### Stated problem
Repeat the full listing, word for word.

----

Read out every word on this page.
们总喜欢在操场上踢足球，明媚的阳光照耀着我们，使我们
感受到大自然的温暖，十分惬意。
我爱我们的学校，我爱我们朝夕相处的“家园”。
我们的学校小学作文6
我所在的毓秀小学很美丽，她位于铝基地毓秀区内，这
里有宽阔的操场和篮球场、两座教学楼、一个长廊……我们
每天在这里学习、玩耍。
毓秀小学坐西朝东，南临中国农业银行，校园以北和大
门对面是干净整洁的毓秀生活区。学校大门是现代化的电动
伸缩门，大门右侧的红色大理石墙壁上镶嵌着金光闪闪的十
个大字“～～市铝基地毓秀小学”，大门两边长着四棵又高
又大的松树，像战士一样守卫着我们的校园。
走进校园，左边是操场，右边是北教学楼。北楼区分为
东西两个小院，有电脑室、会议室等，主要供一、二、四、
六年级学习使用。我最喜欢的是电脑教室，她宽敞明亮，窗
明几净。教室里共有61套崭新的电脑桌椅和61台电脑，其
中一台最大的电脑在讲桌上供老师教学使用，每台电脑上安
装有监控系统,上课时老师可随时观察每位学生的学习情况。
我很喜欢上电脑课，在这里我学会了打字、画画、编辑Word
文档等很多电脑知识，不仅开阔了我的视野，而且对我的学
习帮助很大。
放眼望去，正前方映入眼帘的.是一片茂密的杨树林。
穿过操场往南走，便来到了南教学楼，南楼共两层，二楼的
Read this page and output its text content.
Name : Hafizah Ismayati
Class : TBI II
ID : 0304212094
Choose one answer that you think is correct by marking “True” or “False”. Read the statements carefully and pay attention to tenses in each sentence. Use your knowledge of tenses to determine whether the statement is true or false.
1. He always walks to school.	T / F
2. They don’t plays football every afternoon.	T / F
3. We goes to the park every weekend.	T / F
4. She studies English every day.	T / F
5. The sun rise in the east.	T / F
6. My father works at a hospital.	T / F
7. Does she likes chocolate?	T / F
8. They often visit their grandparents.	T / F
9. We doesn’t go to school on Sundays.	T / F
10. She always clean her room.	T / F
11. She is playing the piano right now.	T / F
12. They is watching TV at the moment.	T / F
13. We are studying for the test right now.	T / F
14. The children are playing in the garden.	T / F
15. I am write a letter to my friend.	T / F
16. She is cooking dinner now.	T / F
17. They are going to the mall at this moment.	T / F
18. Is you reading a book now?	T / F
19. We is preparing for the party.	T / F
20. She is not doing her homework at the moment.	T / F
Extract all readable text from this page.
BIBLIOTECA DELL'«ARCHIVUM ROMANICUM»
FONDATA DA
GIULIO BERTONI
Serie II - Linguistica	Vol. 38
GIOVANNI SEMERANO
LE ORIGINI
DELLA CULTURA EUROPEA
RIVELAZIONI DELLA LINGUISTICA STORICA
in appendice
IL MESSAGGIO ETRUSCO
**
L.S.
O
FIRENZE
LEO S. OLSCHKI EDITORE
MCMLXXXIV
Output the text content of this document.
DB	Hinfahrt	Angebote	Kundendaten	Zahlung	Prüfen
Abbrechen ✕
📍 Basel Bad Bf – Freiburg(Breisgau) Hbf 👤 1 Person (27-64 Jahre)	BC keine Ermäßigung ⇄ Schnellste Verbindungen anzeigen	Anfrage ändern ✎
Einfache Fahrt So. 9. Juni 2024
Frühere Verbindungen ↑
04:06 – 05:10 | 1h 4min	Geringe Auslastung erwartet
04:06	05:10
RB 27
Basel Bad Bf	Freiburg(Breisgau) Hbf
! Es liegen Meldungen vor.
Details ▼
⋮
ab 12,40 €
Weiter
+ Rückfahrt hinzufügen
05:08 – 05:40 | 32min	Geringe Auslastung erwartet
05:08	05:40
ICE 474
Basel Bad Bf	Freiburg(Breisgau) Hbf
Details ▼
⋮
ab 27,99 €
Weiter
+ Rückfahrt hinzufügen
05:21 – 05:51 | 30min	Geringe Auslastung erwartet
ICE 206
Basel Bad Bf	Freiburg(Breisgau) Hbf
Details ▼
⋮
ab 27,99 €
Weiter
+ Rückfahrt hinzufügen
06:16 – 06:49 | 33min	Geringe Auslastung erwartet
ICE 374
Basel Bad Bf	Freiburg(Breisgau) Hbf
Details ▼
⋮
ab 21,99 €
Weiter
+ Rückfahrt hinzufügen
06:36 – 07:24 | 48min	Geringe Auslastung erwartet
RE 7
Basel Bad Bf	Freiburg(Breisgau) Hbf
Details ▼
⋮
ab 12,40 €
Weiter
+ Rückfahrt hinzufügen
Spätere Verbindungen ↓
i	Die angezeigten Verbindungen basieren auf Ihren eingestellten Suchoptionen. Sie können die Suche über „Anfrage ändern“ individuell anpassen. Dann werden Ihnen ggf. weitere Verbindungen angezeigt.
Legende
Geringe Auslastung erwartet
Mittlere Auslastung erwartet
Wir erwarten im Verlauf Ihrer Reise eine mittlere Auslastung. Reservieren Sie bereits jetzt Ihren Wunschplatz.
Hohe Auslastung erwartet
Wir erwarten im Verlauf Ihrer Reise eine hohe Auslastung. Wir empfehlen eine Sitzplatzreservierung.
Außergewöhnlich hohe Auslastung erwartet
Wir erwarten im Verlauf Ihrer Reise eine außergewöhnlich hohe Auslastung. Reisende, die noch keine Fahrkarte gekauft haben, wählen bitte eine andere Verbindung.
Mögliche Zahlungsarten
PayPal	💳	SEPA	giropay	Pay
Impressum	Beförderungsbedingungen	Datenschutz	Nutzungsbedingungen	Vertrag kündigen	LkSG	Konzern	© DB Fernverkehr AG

----

### Full solution
Read out every word on this page.
们总喜欢在操场上踢足球，明媚的阳光照耀着我们，使我们
感受到大自然的温暖，十分惬意。
我爱我们的学校，我爱我们朝夕相处的“家园”。
我们的学校小学作文6
我所在的毓秀小学很美丽，她位于铝基地毓秀区内，这
里有宽阔的操场和篮球场、两座教学楼、一个长廊……我们
每天在这里学习、玩耍。
毓秀小学坐西朝东，南临中国农业银行，校园以北和大
门对面是干净整洁的毓秀生活区。学校大门是现代化的电动
伸缩门，大门右侧的红色大理石墙壁上镶嵌着金光闪闪的十
个大字“～～市铝基地毓秀小学”，大门两边长着四棵又高
又大的松树，像战士一样守卫着我们的校园。
走进校园，左边是操场，右边是北教学楼。北楼区分为
东西两个小院，有电脑室、会议室等，主要供一、二、四、
六年级学习使用。我最喜欢的是电脑教室，她宽敞明亮，窗
明几净。教室里共有61套崭新的电脑桌椅和61台电脑，其
中一台最大的电脑在讲桌上供老师教学使用，每台电脑上安
装有监控系统,上课时老师可随时观察每位学生的学习情况。
我很喜欢上电脑课，在这里我学会了打字、画画、编辑Word
文档等很多电脑知识，不仅开阔了我的视野，而且对我的学
习帮助很大。
放眼望去，正前方映入眼帘的.是一片茂密的杨树林。
穿过操场往南走，便来到了南教学楼，南楼共两层，二楼的
Read this page and output its text content.
Name : Hafizah Ismayati
Class : TBI II
ID : 0304212094
Choose one answer that you think is correct by marking “True” or “False”. Read the statements carefully and pay attention to tenses in each sentence. Use your knowledge of tenses to determine whether the statement is true or false.
1. He always walks to school.	T / F
2. They don’t plays football every afternoon.	T / F
3. We goes to the park every weekend.	T / F
4. She studies English every day.	T / F
5. The sun rise in the east.	T / F
6. My father works at a hospital.	T / F
7. Does she likes chocolate?	T / F
8. They often visit their grandparents.	T / F
9. We doesn’t go to school on Sundays.	T / F
10. She always clean her room.	T / F
11. She is playing the piano right now.	T / F
12. They is watching TV at the moment.	T / F
13. We are studying for the test right now.	T / F
14. The children are playing in the garden.	T / F
15. I am write a letter to my friend.	T / F
16. She is cooking dinner now.	T / F
17. They are going to the mall at this moment.	T / F
18. Is you reading a book now?	T / F
19. We is preparing for the party.	T / F
20. She is not doing her homework at the moment.	T / F
Extract all readable text from this page.
BIBLIOTECA DELL'«ARCHIVUM ROMANICUM»
FONDATA DA
GIULIO BERTONI
Serie II - Linguistica	Vol. 38
GIOVANNI SEMERANO
LE ORIGINI
DELLA CULTURA EUROPEA
RIVELAZIONI DELLA LINGUISTICA STORICA
in appendice
IL MESSAGGIO ETRUSCO
**
L.S.
O
FIRENZE
LEO S. OLSCHKI EDITORE
MCMLXXXIV
Output the text content of this document.
DB	Hinfahrt	Angebote	Kundendaten	Zahlung	Prüfen
Abbrechen ✕
📍 Basel Bad Bf – Freiburg(Breisgau) Hbf 👤 1 Person (27-64 Jahre)	BC keine Ermäßigung ⇄ Schnellste Verbindungen anzeigen	Anfrage ändern ✎
Einfache Fahrt So. 9. Juni 2024
Frühere Verbindungen ↑
04:06 – 05:10 | 1h 4min	Geringe Auslastung erwartet
04:06	05:10
RB 27
Basel Bad Bf	Freiburg(Breisgau) Hbf
! Es liegen Meldungen vor.
Details ▼
⋮
ab 12,40 €
Weiter
+ Rückfahrt hinzufügen
05:08 – 05:40 | 32min	Geringe Auslastung erwartet
05:08	05:40
ICE 474
Basel Bad Bf	Freiburg(Breisgau) Hbf
Details ▼
⋮
ab 27,99 €
Weiter
+ Rückfahrt hinzufügen
05:21 – 05:51 | 30min	Geringe Auslastung erwartet
ICE 206
Basel Bad Bf	Freiburg(Breisgau) Hbf
Details ▼
⋮
ab 27,99 €
Weiter
+ Rückfahrt hinzufügen
06:16 – 06:49 | 33min	Geringe Auslastung erwartet
ICE 374
Basel Bad Bf	Freiburg(Breisgau) Hbf
Details ▼
⋮
ab 21,99 €
Weiter
+ Rückfahrt hinzufügen
06:36 – 07:24 | 48min	Geringe Auslastung erwartet
RE 7
Basel Bad Bf	Freiburg(Breisgau) Hbf
Details ▼
⋮
ab 12,40 €
Weiter
+ Rückfahrt hinzufügen
Spätere Verbindungen ↓
i	Die angezeigten Verbindungen basieren auf Ihren eingestellten Suchoptionen. Sie können die Suche über „Anfrage ändern“ individuell anpassen. Dann werden Ihnen ggf. weitere Verbindungen angezeigt.
Legende
Geringe Auslastung erwartet
Mittlere Auslastung erwartet
Wir erwarten im Verlauf Ihrer Reise eine mittlere Auslastung. Reservieren Sie bereits jetzt Ihren Wunschplatz.
Hohe Auslastung erwartet
Wir erwarten im Verlauf Ihrer Reise eine hohe Auslastung. Wir empfehlen eine Sitzplatzreservierung.
Außergewöhnlich hohe Auslastung erwartet
Wir erwarten im Verlauf Ihrer Reise eine außergewöhnlich hohe Auslastung. Reisende, die noch keine Fahrkarte gekauft haben, wählen bitte eine andere Verbindung.
Mögliche Zahlungsarten
PayPal	💳	SEPA	giropay	Pay
Impressum	Beförderungsbedingungen	Datenschutz	Nutzungsbedingungen	Vertrag kündigen	LkSG	Konzern	© DB Fernverkehr AG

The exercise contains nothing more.